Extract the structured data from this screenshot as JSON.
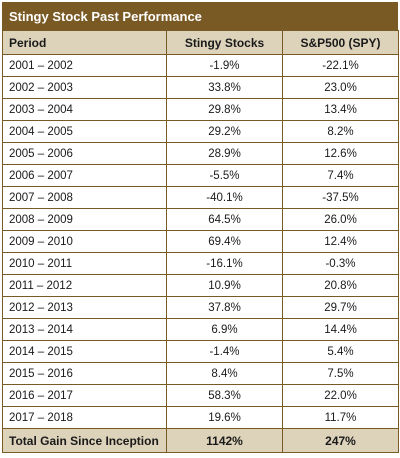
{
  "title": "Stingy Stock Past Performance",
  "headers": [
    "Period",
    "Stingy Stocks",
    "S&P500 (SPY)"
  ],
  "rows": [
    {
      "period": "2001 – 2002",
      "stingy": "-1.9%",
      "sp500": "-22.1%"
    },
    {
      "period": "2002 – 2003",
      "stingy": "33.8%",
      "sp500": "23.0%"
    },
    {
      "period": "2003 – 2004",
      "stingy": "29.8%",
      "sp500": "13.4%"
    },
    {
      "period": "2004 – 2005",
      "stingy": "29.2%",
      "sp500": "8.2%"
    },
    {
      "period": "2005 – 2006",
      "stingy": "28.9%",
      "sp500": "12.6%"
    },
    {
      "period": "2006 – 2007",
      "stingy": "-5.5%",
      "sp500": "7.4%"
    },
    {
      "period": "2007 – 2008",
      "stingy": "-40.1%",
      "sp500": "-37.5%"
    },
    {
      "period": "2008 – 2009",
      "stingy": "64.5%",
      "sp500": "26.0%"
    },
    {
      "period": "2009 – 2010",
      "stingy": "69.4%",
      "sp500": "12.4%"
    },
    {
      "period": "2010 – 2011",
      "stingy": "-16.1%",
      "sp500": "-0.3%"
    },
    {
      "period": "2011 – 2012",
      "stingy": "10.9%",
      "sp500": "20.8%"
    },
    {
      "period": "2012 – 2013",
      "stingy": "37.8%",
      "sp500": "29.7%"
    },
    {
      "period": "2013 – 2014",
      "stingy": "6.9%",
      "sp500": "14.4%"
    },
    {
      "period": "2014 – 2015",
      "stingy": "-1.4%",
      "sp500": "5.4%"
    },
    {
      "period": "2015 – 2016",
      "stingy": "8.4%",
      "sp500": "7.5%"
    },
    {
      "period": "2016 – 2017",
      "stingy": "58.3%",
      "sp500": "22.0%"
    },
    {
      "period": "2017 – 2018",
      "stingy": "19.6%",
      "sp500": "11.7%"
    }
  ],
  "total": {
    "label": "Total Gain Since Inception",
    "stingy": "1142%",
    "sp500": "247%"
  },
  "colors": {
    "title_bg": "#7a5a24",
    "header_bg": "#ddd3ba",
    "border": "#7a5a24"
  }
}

What is being asked: Your task is to set down the records shown above exactly, minus any pictures.

Response for this exercise:
Extract the structured data from this screenshot as JSON.
{
  "title": "Stingy Stock Past Performance",
  "headers": [
    "Period",
    "Stingy Stocks",
    "S&P500 (SPY)"
  ],
  "rows": [
    {
      "period": "2001 – 2002",
      "stingy": "-1.9%",
      "sp500": "-22.1%"
    },
    {
      "period": "2002 – 2003",
      "stingy": "33.8%",
      "sp500": "23.0%"
    },
    {
      "period": "2003 – 2004",
      "stingy": "29.8%",
      "sp500": "13.4%"
    },
    {
      "period": "2004 – 2005",
      "stingy": "29.2%",
      "sp500": "8.2%"
    },
    {
      "period": "2005 – 2006",
      "stingy": "28.9%",
      "sp500": "12.6%"
    },
    {
      "period": "2006 – 2007",
      "stingy": "-5.5%",
      "sp500": "7.4%"
    },
    {
      "period": "2007 – 2008",
      "stingy": "-40.1%",
      "sp500": "-37.5%"
    },
    {
      "period": "2008 – 2009",
      "stingy": "64.5%",
      "sp500": "26.0%"
    },
    {
      "period": "2009 – 2010",
      "stingy": "69.4%",
      "sp500": "12.4%"
    },
    {
      "period": "2010 – 2011",
      "stingy": "-16.1%",
      "sp500": "-0.3%"
    },
    {
      "period": "2011 – 2012",
      "stingy": "10.9%",
      "sp500": "20.8%"
    },
    {
      "period": "2012 – 2013",
      "stingy": "37.8%",
      "sp500": "29.7%"
    },
    {
      "period": "2013 – 2014",
      "stingy": "6.9%",
      "sp500": "14.4%"
    },
    {
      "period": "2014 – 2015",
      "stingy": "-1.4%",
      "sp500": "5.4%"
    },
    {
      "period": "2015 – 2016",
      "stingy": "8.4%",
      "sp500": "7.5%"
    },
    {
      "period": "2016 – 2017",
      "stingy": "58.3%",
      "sp500": "22.0%"
    },
    {
      "period": "2017 – 2018",
      "stingy": "19.6%",
      "sp500": "11.7%"
    }
  ],
  "total": {
    "label": "Total Gain Since Inception",
    "stingy": "1142%",
    "sp500": "247%"
  },
  "colors": {
    "title_bg": "#7a5a24",
    "header_bg": "#ddd3ba",
    "border": "#7a5a24"
  }
}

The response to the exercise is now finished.